→ **Problem requirements**:
Determine the number of lines containing the word "образований", and state that figure alone.

....

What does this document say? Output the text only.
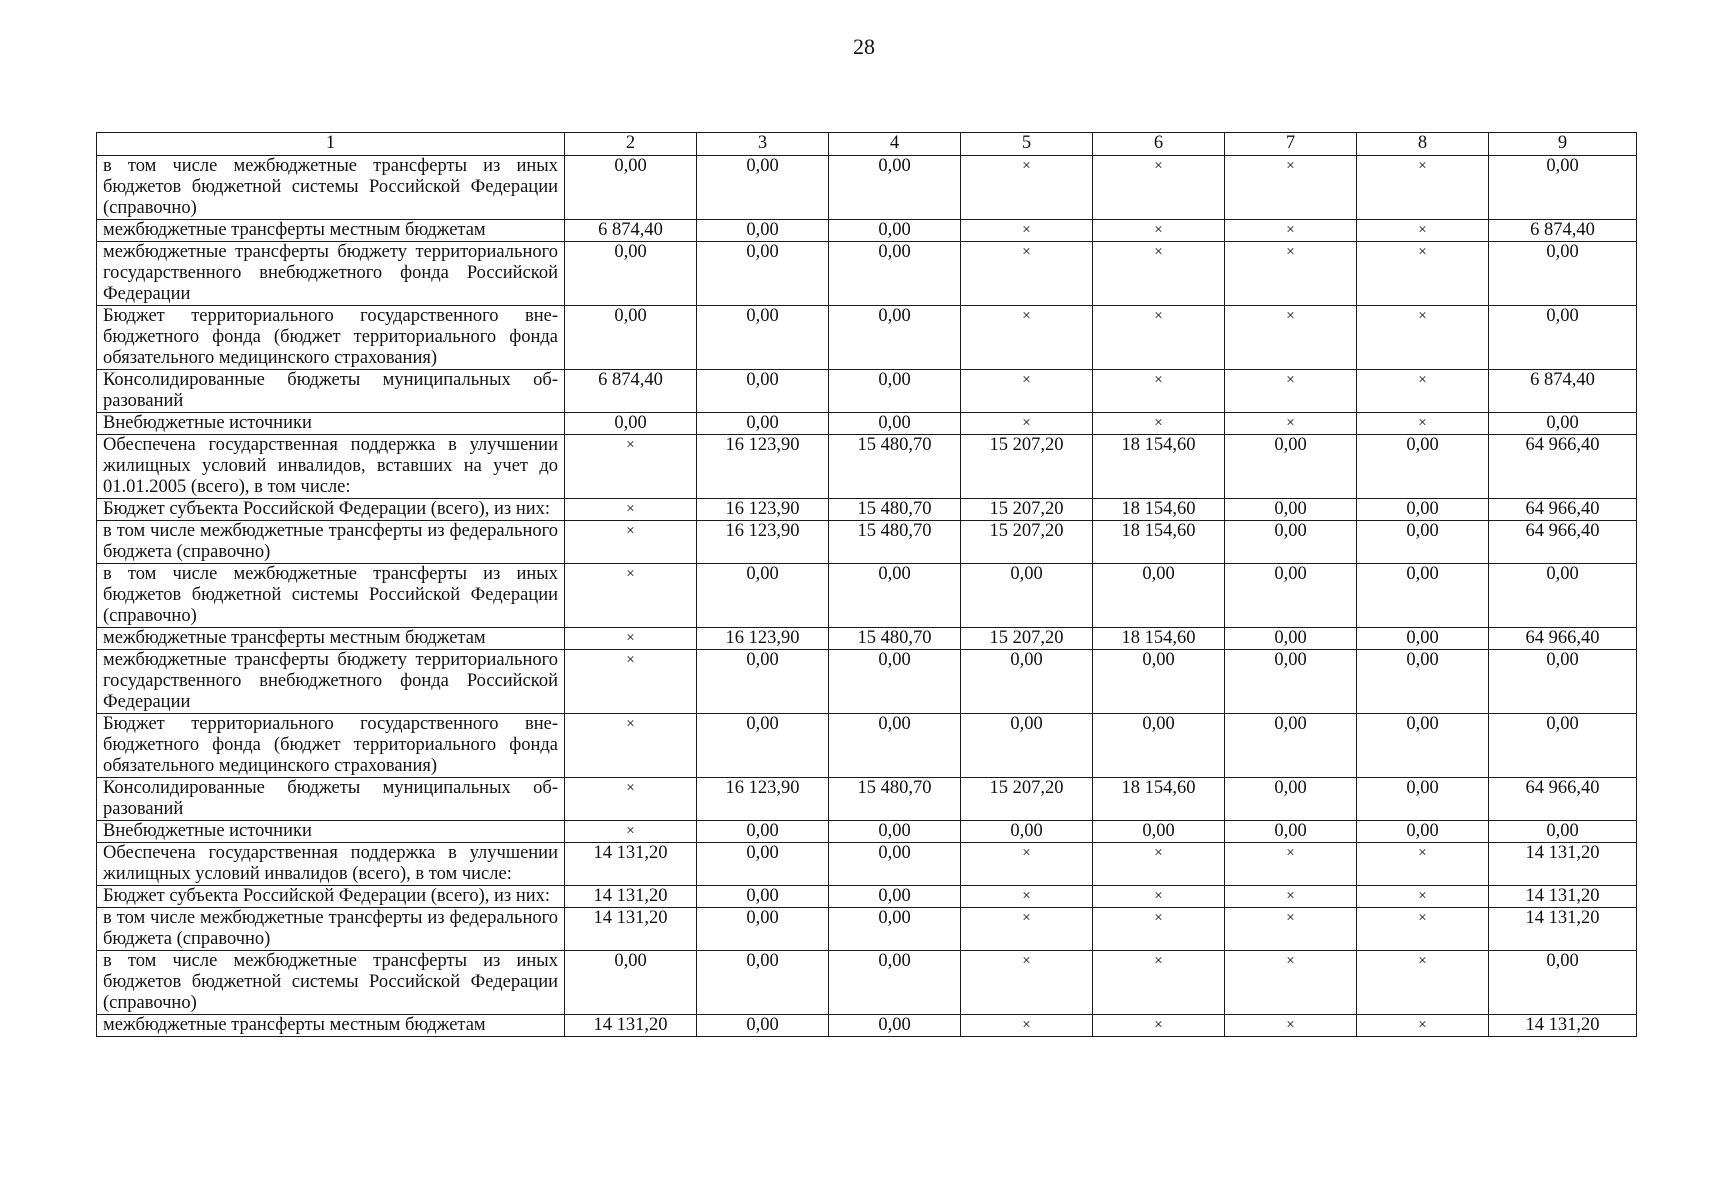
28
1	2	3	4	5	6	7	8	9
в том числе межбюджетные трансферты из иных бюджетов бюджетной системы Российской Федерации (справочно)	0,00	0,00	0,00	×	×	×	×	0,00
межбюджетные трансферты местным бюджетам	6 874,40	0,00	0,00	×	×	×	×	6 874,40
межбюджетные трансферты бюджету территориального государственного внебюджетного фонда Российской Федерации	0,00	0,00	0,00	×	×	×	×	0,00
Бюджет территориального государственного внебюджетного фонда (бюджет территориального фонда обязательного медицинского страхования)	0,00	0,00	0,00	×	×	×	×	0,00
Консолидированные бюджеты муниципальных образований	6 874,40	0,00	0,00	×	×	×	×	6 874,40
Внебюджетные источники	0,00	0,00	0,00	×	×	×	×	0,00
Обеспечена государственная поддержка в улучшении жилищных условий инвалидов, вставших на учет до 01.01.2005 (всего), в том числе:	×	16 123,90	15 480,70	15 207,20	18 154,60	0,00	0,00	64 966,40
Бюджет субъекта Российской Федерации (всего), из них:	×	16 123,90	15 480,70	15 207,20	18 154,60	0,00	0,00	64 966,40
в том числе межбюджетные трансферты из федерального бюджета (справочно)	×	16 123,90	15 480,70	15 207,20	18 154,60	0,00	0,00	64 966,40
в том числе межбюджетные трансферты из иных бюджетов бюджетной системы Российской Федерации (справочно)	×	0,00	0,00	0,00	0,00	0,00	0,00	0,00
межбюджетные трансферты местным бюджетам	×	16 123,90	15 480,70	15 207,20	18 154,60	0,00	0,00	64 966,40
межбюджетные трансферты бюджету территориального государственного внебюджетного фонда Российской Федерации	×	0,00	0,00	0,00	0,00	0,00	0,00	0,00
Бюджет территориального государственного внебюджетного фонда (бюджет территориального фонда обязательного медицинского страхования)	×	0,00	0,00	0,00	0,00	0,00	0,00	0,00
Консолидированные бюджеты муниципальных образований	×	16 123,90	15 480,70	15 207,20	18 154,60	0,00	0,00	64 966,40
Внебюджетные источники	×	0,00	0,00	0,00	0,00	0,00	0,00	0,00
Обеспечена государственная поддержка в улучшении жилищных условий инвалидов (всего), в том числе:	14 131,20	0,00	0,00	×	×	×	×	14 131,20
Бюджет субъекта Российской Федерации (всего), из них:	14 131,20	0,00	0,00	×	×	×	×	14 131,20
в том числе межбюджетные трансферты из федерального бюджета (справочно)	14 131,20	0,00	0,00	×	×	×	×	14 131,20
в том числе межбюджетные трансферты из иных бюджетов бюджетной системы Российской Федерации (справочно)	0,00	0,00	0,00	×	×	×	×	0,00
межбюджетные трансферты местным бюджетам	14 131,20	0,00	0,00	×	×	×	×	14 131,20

....

→ **Final result**:
2